** BEGIN Data for processing **

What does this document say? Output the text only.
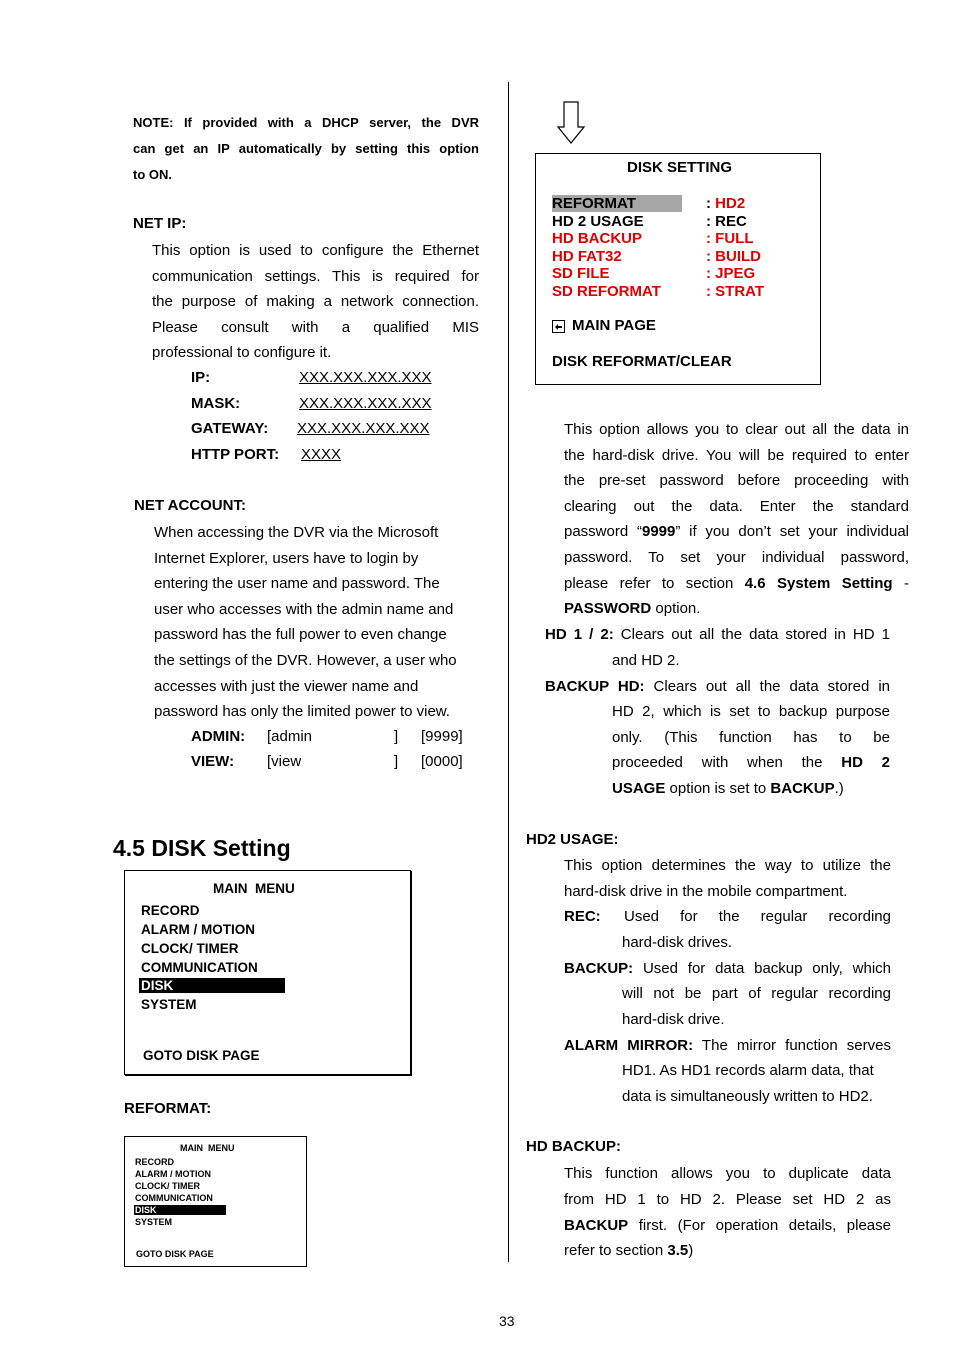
NOTE: If provided with a DHCP server, the DVR
can get an IP automatically by setting this option
to ON.
NET IP:
This option is used to configure the Ethernet
communication settings. This is required for
the purpose of making a network connection.
Please consult with a qualified MIS
professional to configure it.
IP:	XXX.XXX.XXX.XXX
MASK:	XXX.XXX.XXX.XXX
GATEWAY: XXX.XXX.XXX.XXX
HTTP PORT: XXXX
NET ACCOUNT:
When accessing the DVR via the Microsoft
Internet Explorer, users have to login by
entering the user name and password. The
user who accesses with the admin name and
password has the full power to even change
the settings of the DVR. However, a user who
accesses with just the viewer name and
password has only the limited power to view.
ADMIN: [admin	] [9999]
VIEW: [view	] [0000]
4.5 DISK Setting
MAIN  MENU
RECORD
ALARM / MOTION
CLOCK/ TIMER
COMMUNICATION
DISK
SYSTEM
GOTO DISK PAGE
REFORMAT:
MAIN  MENU
RECORD
ALARM / MOTION
CLOCK/ TIMER
COMMUNICATION
DISK
SYSTEM
GOTO DISK PAGE
DISK SETTING
REFORMAT	: HD2
HD 2 USAGE	: REC
HD BACKUP	: FULL
HD FAT32	: BUILD
SD FILE	: JPEG
SD REFORMAT	: STRAT
MAIN PAGE
DISK REFORMAT/CLEAR
This option allows you to clear out all the data in
the hard-disk drive. You will be required to enter
the pre-set password before proceeding with
clearing out the data. Enter the standard
password “9999” if you don’t set your individual
password. To set your individual password,
please refer to section 4.6 System Setting -
PASSWORD option.
HD 1 / 2: Clears out all the data stored in HD 1
and HD 2.
BACKUP HD: Clears out all the data stored in
HD 2, which is set to backup purpose
only. (This function has to be
proceeded with when the HD 2
USAGE option is set to BACKUP.)
HD2 USAGE:
This option determines the way to utilize the
hard-disk drive in the mobile compartment.
REC: Used for the regular recording
hard-disk drives.
BACKUP: Used for data backup only, which
will not be part of regular recording
hard-disk drive.
ALARM MIRROR: The mirror function serves
HD1. As HD1 records alarm data, that
data is simultaneously written to HD2.
HD BACKUP:
This function allows you to duplicate data
from HD 1 to HD 2. Please set HD 2 as
BACKUP first. (For operation details, please
refer to section 3.5)
33
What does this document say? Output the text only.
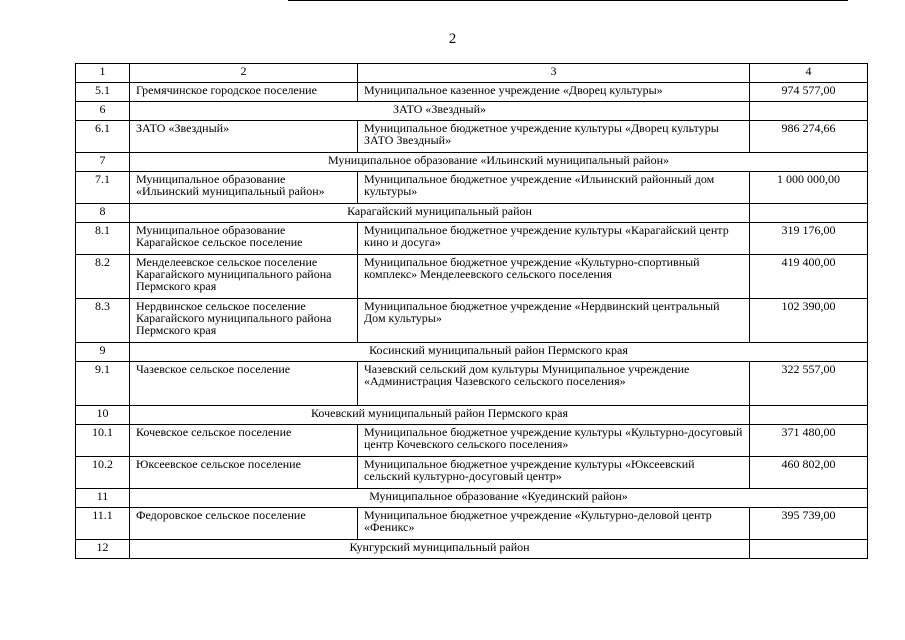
2
1	2	3	4
5.1	Гремячинское городское поселение	Муниципальное казенное учреждение «Дворец культуры»	974 577,00
6	ЗАТО «Звездный»		
6.1	ЗАТО «Звездный»	Муниципальное бюджетное учреждение культуры «Дворец культуры ЗАТО Звездный»	986 274,66
7	Муниципальное образование «Ильинский муниципальный район»		
7.1	Муниципальное образование «Ильинский муниципальный район»	Муниципальное бюджетное учреждение «Ильинский районный дом культуры»	1 000 000,00
8	Карагайский муниципальный район		
8.1	Муниципальное образование Карагайское сельское поселение	Муниципальное бюджетное учреждение культуры «Карагайский центр кино и досуга»	319 176,00
8.2	Менделеевское сельское поселение Карагайского муниципального района Пермского края	Муниципальное бюджетное учреждение «Культурно-спортивный комплекс» Менделеевского сельского поселения	419 400,00
8.3	Нердвинское сельское поселение Карагайского муниципального района Пермского края	Муниципальное бюджетное учреждение «Нердвинский центральный Дом культуры»	102 390,00
9	Косинский муниципальный район Пермского края		
9.1	Чазевское сельское поселение	Чазевский сельский дом культуры Муниципальное учреждение «Администрация Чазевского сельского поселения»	322 557,00
10	Кочевский муниципальный район Пермского края		
10.1	Кочевское сельское поселение	Муниципальное бюджетное учреждение культуры «Культурно-досуговый центр Кочевского сельского поселения»	371 480,00
10.2	Юксеевское сельское поселение	Муниципальное бюджетное учреждение культуры «Юксеевский сельский культурно-досуговый центр»	460 802,00
11	Муниципальное образование «Куединский район»		
11.1	Федоровское сельское поселение	Муниципальное бюджетное учреждение «Культурно-деловой центр «Феникс»	395 739,00
12	Кунгурский муниципальный район		
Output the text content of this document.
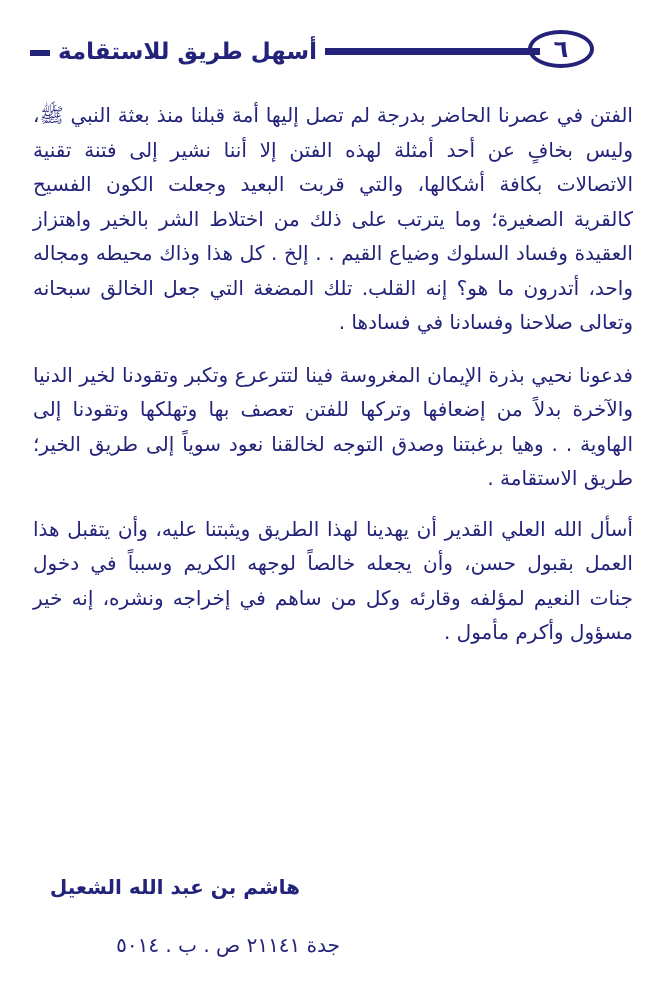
أسهل طريق للاستقامة	٦

الفتن في عصرنا الحاضر بدرجة لم تصل إليها أمة قبلنا منذ بعثة النبي ﷺ، وليس بخافٍ عن أحد أمثلة لهذه الفتن إلا أننا نشير إلى فتنة تقنية الاتصالات بكافة أشكالها، والتي قربت البعيد وجعلت الكون الفسيح كالقرية الصغيرة؛ وما يترتب على ذلك من اختلاط الشر بالخير واهتزاز العقيدة وفساد السلوك وضياع القيم . . إلخ . كل هذا وذاك محيطه ومجاله واحد، أتدرون ما هو؟ إنه القلب. تلك المضغة التي جعل الخالق سبحانه وتعالى صلاحنا وفسادنا في فسادها .

فدعونا نحيي بذرة الإيمان المغروسة فينا لتترعرع وتكبر وتقودنا لخير الدنيا والآخرة بدلاً من إضعافها وتركها للفتن تعصف بها وتهلكها وتقودنا إلى الهاوية . . وهيا برغبتنا وصدق التوجه لخالقنا نعود سوياً إلى طريق الخير؛ طريق الاستقامة .

أسأل الله العلي القدير أن يهدينا لهذا الطريق ويثبتنا عليه، وأن يتقبل هذا العمل بقبول حسن، وأن يجعله خالصاً لوجهه الكريم وسبباً في دخول جنات النعيم لمؤلفه وقارئه وكل من ساهم في إخراجه ونشره، إنه خير مسؤول وأكرم مأمول .

هاشم بن عبد الله الشعيل
جدة ٢١١٤١ ص . ب . ٥٠١٤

** END Data for processing **

What is expected: Reproduce the material above in full and without alteration, but skip all pictures.

Solution for this problem:
What does this document say? Output the text only.
NOTE: If provided with a DHCP server, the DVR
can get an IP automatically by setting this option
to ON.
NET IP:
This option is used to configure the Ethernet
communication settings. This is required for
the purpose of making a network connection.
Please consult with a qualified MIS
professional to configure it.
IP:	XXX.XXX.XXX.XXX
MASK:	XXX.XXX.XXX.XXX
GATEWAY: XXX.XXX.XXX.XXX
HTTP PORT: XXXX
NET ACCOUNT:
When accessing the DVR via the Microsoft
Internet Explorer, users have to login by
entering the user name and password. The
user who accesses with the admin name and
password has the full power to even change
the settings of the DVR. However, a user who
accesses with just the viewer name and
password has only the limited power to view.
ADMIN: [admin	] [9999]
VIEW: [view	] [0000]
4.5 DISK Setting
MAIN  MENU
RECORD
ALARM / MOTION
CLOCK/ TIMER
COMMUNICATION
DISK
SYSTEM
GOTO DISK PAGE
REFORMAT:
MAIN  MENU
RECORD
ALARM / MOTION
CLOCK/ TIMER
COMMUNICATION
DISK
SYSTEM
GOTO DISK PAGE
DISK SETTING
REFORMAT	: HD2
HD 2 USAGE	: REC
HD BACKUP	: FULL
HD FAT32	: BUILD
SD FILE	: JPEG
SD REFORMAT	: STRAT
MAIN PAGE
DISK REFORMAT/CLEAR
This option allows you to clear out all the data in
the hard-disk drive. You will be required to enter
the pre-set password before proceeding with
clearing out the data. Enter the standard
password “9999” if you don’t set your individual
password. To set your individual password,
please refer to section 4.6 System Setting -
PASSWORD option.
HD 1 / 2: Clears out all the data stored in HD 1
and HD 2.
BACKUP HD: Clears out all the data stored in
HD 2, which is set to backup purpose
only. (This function has to be
proceeded with when the HD 2
USAGE option is set to BACKUP.)
HD2 USAGE:
This option determines the way to utilize the
hard-disk drive in the mobile compartment.
REC: Used for the regular recording
hard-disk drives.
BACKUP: Used for data backup only, which
will not be part of regular recording
hard-disk drive.
ALARM MIRROR: The mirror function serves
HD1. As HD1 records alarm data, that
data is simultaneously written to HD2.
HD BACKUP:
This function allows you to duplicate data
from HD 1 to HD 2. Please set HD 2 as
BACKUP first. (For operation details, please
refer to section 3.5)
33
What does this document say? Output the text only.
2
1	2	3	4
5.1	Гремячинское городское поселение	Муниципальное казенное учреждение «Дворец культуры»	974 577,00
6	ЗАТО «Звездный»		
6.1	ЗАТО «Звездный»	Муниципальное бюджетное учреждение культуры «Дворец культуры ЗАТО Звездный»	986 274,66
7	Муниципальное образование «Ильинский муниципальный район»		
7.1	Муниципальное образование «Ильинский муниципальный район»	Муниципальное бюджетное учреждение «Ильинский районный дом культуры»	1 000 000,00
8	Карагайский муниципальный район		
8.1	Муниципальное образование Карагайское сельское поселение	Муниципальное бюджетное учреждение культуры «Карагайский центр кино и досуга»	319 176,00
8.2	Менделеевское сельское поселение Карагайского муниципального района Пермского края	Муниципальное бюджетное учреждение «Культурно-спортивный комплекс» Менделеевского сельского поселения	419 400,00
8.3	Нердвинское сельское поселение Карагайского муниципального района Пермского края	Муниципальное бюджетное учреждение «Нердвинский центральный Дом культуры»	102 390,00
9	Косинский муниципальный район Пермского края		
9.1	Чазевское сельское поселение	Чазевский сельский дом культуры Муниципальное учреждение «Администрация Чазевского сельского поселения»	322 557,00
10	Кочевский муниципальный район Пермского края		
10.1	Кочевское сельское поселение	Муниципальное бюджетное учреждение культуры «Культурно-досуговый центр Кочевского сельского поселения»	371 480,00
10.2	Юксеевское сельское поселение	Муниципальное бюджетное учреждение культуры «Юксеевский сельский культурно-досуговый центр»	460 802,00
11	Муниципальное образование «Куединский район»		
11.1	Федоровское сельское поселение	Муниципальное бюджетное учреждение «Культурно-деловой центр «Феникс»	395 739,00
12	Кунгурский муниципальный район		
Output the text content of this document.
أسهل طريق للاستقامة	٦

الفتن في عصرنا الحاضر بدرجة لم تصل إليها أمة قبلنا منذ بعثة النبي ﷺ، وليس بخافٍ عن أحد أمثلة لهذه الفتن إلا أننا نشير إلى فتنة تقنية الاتصالات بكافة أشكالها، والتي قربت البعيد وجعلت الكون الفسيح كالقرية الصغيرة؛ وما يترتب على ذلك من اختلاط الشر بالخير واهتزاز العقيدة وفساد السلوك وضياع القيم . . إلخ . كل هذا وذاك محيطه ومجاله واحد، أتدرون ما هو؟ إنه القلب. تلك المضغة التي جعل الخالق سبحانه وتعالى صلاحنا وفسادنا في فسادها .

فدعونا نحيي بذرة الإيمان المغروسة فينا لتترعرع وتكبر وتقودنا لخير الدنيا والآخرة بدلاً من إضعافها وتركها للفتن تعصف بها وتهلكها وتقودنا إلى الهاوية . . وهيا برغبتنا وصدق التوجه لخالقنا نعود سوياً إلى طريق الخير؛ طريق الاستقامة .

أسأل الله العلي القدير أن يهدينا لهذا الطريق ويثبتنا عليه، وأن يتقبل هذا العمل بقبول حسن، وأن يجعله خالصاً لوجهه الكريم وسبباً في دخول جنات النعيم لمؤلفه وقارئه وكل من ساهم في إخراجه ونشره، إنه خير مسؤول وأكرم مأمول .

هاشم بن عبد الله الشعيل
جدة ٢١١٤١ ص . ب . ٥٠١٤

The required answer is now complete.